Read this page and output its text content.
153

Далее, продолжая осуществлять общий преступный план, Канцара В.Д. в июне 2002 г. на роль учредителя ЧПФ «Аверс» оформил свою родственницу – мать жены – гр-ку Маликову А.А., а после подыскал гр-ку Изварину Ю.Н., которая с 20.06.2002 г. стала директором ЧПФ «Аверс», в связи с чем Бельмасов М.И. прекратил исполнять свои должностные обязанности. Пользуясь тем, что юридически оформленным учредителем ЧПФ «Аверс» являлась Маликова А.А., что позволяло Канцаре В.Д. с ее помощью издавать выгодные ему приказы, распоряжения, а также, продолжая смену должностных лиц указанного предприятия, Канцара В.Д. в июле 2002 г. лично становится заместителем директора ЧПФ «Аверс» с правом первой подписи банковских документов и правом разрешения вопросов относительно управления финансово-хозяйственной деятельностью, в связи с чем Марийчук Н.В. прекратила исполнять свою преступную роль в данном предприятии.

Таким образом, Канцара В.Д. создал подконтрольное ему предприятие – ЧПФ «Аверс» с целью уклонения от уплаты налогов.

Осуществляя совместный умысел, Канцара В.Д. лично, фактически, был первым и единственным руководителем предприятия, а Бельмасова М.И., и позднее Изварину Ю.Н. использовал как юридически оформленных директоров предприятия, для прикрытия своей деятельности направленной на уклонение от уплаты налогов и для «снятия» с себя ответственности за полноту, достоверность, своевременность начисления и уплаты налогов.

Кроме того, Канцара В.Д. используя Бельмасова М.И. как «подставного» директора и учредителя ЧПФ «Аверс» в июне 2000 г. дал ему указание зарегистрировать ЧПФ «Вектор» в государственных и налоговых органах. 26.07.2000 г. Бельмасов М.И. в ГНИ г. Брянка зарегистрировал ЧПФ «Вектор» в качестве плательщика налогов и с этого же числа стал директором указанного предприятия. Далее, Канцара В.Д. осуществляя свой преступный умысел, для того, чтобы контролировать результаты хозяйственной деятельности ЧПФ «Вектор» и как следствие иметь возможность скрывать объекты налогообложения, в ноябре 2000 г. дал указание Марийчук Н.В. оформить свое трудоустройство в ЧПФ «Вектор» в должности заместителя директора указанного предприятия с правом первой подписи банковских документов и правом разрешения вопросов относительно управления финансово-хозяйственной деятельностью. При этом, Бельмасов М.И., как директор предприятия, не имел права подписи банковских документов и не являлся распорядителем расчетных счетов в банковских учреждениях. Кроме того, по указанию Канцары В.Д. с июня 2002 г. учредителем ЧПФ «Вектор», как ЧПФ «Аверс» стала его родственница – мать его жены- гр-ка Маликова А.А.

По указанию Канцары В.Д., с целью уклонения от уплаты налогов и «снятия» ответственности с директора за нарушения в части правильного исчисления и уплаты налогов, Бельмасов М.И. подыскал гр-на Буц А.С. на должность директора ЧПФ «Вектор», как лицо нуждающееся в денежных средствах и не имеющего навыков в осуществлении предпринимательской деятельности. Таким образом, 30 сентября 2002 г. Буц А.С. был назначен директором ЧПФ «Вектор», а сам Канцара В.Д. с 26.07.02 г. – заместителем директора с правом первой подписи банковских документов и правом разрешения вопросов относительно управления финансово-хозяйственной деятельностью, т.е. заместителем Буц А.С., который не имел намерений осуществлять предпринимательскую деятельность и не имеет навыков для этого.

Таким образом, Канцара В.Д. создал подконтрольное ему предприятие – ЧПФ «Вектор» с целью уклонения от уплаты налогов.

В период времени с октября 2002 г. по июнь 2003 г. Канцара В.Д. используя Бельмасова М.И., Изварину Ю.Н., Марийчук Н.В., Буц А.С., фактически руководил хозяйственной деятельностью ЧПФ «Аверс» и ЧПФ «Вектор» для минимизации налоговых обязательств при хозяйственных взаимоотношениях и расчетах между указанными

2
---
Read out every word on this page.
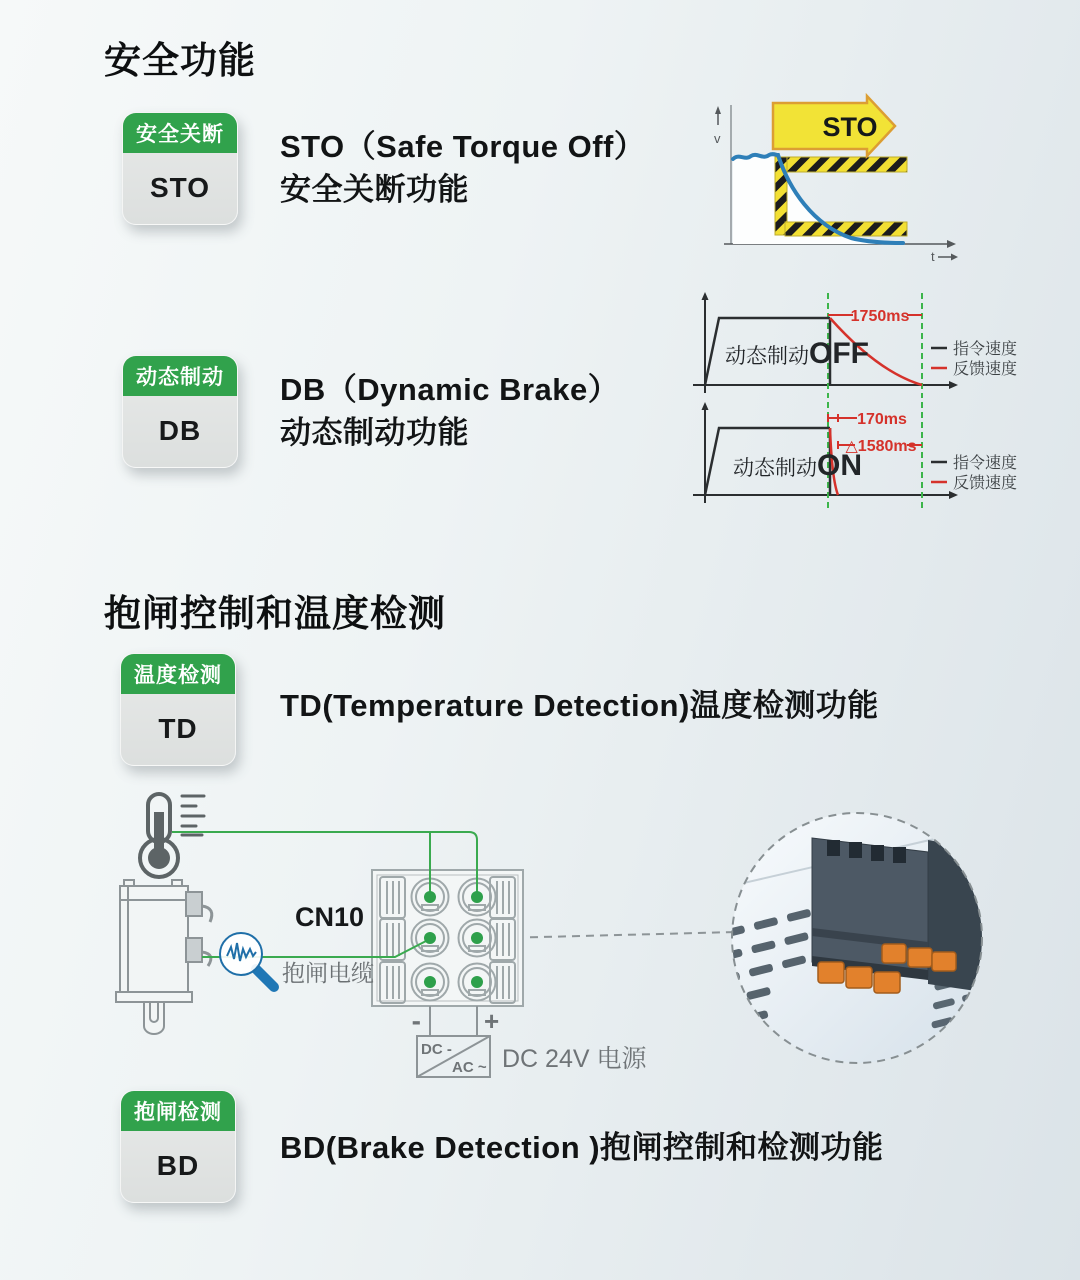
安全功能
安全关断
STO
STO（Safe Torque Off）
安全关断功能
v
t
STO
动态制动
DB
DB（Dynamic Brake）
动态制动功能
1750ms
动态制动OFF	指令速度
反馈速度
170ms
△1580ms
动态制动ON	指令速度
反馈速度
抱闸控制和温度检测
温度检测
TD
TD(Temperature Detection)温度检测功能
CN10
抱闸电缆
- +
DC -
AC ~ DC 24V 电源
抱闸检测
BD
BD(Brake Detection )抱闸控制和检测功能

* _Goal of the exercise_
Extract every line of the records above that contains the word "уплаты".

* _Solution below_
Таким образом, Канцара В.Д. создал подконтрольное ему предприятие – ЧПФ «Аверс» с целью уклонения от уплаты налогов.
Осуществляя совместный умысел, Канцара В.Д. лично, фактически, был первым и единственным руководителем предприятия, а Бельмасова М.И., и позднее Изварину Ю.Н. использовал как юридически оформленных директоров предприятия, для прикрытия своей деятельности направленной на уклонение от уплаты налогов и для «снятия» с себя ответственности за полноту, достоверность, своевременность начисления и уплаты налогов.
По указанию Канцары В.Д., с целью уклонения от уплаты налогов и «снятия» ответственности с директора за нарушения в части правильного исчисления и уплаты налогов, Бельмасов М.И. подыскал гр-на Буц А.С. на должность директора ЧПФ «Вектор», как лицо нуждающееся в денежных средствах и не имеющего навыков в осуществлении предпринимательской деятельности. Таким образом, 30 сентября 2002 г. Буц А.С. был назначен директором ЧПФ «Вектор», а сам Канцара В.Д. с 26.07.02 г. – заместителем директора с правом первой подписи банковских документов и правом разрешения вопросов относительно управления финансово-хозяйственной деятельностью, т.е. заместителем Буц А.С., который не имел намерений осуществлять предпринимательскую деятельность и не имеет навыков для этого.
Таким образом, Канцара В.Д. создал подконтрольное ему предприятие – ЧПФ «Вектор» с целью уклонения от уплаты налогов.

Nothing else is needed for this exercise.